Saved entries:

>> begin

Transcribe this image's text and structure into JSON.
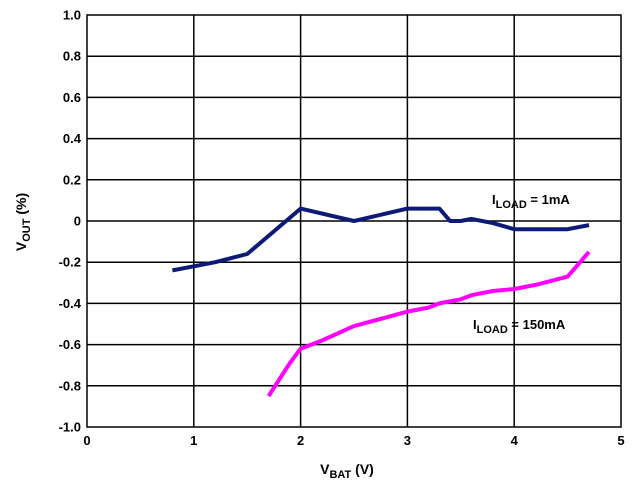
{
  "chart_data": {
    "type": "line",
    "x_label": {
      "main": "V",
      "sub": "BAT",
      "suffix": " (V)"
    },
    "y_label": {
      "main": "V",
      "sub": "OUT",
      "suffix": " (%)"
    },
    "xlim": [
      0,
      5
    ],
    "ylim": [
      -1.0,
      1.0
    ],
    "x_ticks": [
      0,
      1,
      2,
      3,
      4,
      5
    ],
    "x_tick_labels": [
      "0",
      "1",
      "2",
      "3",
      "4",
      "5"
    ],
    "y_ticks": [
      1.0,
      0.8,
      0.6,
      0.4,
      0.2,
      0,
      -0.2,
      -0.4,
      -0.6,
      -0.8,
      -1.0
    ],
    "y_tick_labels": [
      "1.0",
      "0.8",
      "0.6",
      "0.4",
      "0.2",
      "0",
      "-0.2",
      "-0.4",
      "-0.6",
      "-0.8",
      "-1.0"
    ],
    "grid": true,
    "series": [
      {
        "id": "iload-1ma",
        "label": {
          "main": "I",
          "sub": "LOAD",
          "suffix": " = 1mA"
        },
        "color": "#0d1a78",
        "x": [
          0.8,
          1.0,
          1.2,
          1.5,
          2.0,
          2.5,
          3.0,
          3.1,
          3.2,
          3.3,
          3.4,
          3.5,
          3.6,
          3.8,
          4.0,
          4.2,
          4.5,
          4.7
        ],
        "y": [
          -0.24,
          -0.22,
          -0.2,
          -0.16,
          0.06,
          0.0,
          0.06,
          0.06,
          0.06,
          0.06,
          0.0,
          0.0,
          0.01,
          -0.01,
          -0.04,
          -0.04,
          -0.04,
          -0.02
        ]
      },
      {
        "id": "iload-150ma",
        "label": {
          "main": "I",
          "sub": "LOAD",
          "suffix": " = 150mA"
        },
        "color": "#ff00ff",
        "x": [
          1.7,
          1.8,
          1.9,
          2.0,
          2.2,
          2.5,
          3.0,
          3.2,
          3.3,
          3.4,
          3.5,
          3.6,
          3.8,
          4.0,
          4.2,
          4.5,
          4.6,
          4.7
        ],
        "y": [
          -0.85,
          -0.77,
          -0.69,
          -0.62,
          -0.58,
          -0.51,
          -0.44,
          -0.42,
          -0.4,
          -0.39,
          -0.38,
          -0.36,
          -0.34,
          -0.33,
          -0.31,
          -0.27,
          -0.21,
          -0.15
        ]
      }
    ]
  }
}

>> end

• _REQUIRED TASK_
Copy out all of the material exactly as written, without its pictures.

• _THE ANSWER_
Transcribe this image's text and structure into JSON.
{
  "chart_data": {
    "type": "line",
    "x_label": {
      "main": "V",
      "sub": "BAT",
      "suffix": " (V)"
    },
    "y_label": {
      "main": "V",
      "sub": "OUT",
      "suffix": " (%)"
    },
    "xlim": [
      0,
      5
    ],
    "ylim": [
      -1.0,
      1.0
    ],
    "x_ticks": [
      0,
      1,
      2,
      3,
      4,
      5
    ],
    "x_tick_labels": [
      "0",
      "1",
      "2",
      "3",
      "4",
      "5"
    ],
    "y_ticks": [
      1.0,
      0.8,
      0.6,
      0.4,
      0.2,
      0,
      -0.2,
      -0.4,
      -0.6,
      -0.8,
      -1.0
    ],
    "y_tick_labels": [
      "1.0",
      "0.8",
      "0.6",
      "0.4",
      "0.2",
      "0",
      "-0.2",
      "-0.4",
      "-0.6",
      "-0.8",
      "-1.0"
    ],
    "grid": true,
    "series": [
      {
        "id": "iload-1ma",
        "label": {
          "main": "I",
          "sub": "LOAD",
          "suffix": " = 1mA"
        },
        "color": "#0d1a78",
        "x": [
          0.8,
          1.0,
          1.2,
          1.5,
          2.0,
          2.5,
          3.0,
          3.1,
          3.2,
          3.3,
          3.4,
          3.5,
          3.6,
          3.8,
          4.0,
          4.2,
          4.5,
          4.7
        ],
        "y": [
          -0.24,
          -0.22,
          -0.2,
          -0.16,
          0.06,
          0.0,
          0.06,
          0.06,
          0.06,
          0.06,
          0.0,
          0.0,
          0.01,
          -0.01,
          -0.04,
          -0.04,
          -0.04,
          -0.02
        ]
      },
      {
        "id": "iload-150ma",
        "label": {
          "main": "I",
          "sub": "LOAD",
          "suffix": " = 150mA"
        },
        "color": "#ff00ff",
        "x": [
          1.7,
          1.8,
          1.9,
          2.0,
          2.2,
          2.5,
          3.0,
          3.2,
          3.3,
          3.4,
          3.5,
          3.6,
          3.8,
          4.0,
          4.2,
          4.5,
          4.6,
          4.7
        ],
        "y": [
          -0.85,
          -0.77,
          -0.69,
          -0.62,
          -0.58,
          -0.51,
          -0.44,
          -0.42,
          -0.4,
          -0.39,
          -0.38,
          -0.36,
          -0.34,
          -0.33,
          -0.31,
          -0.27,
          -0.21,
          -0.15
        ]
      }
    ]
  }
}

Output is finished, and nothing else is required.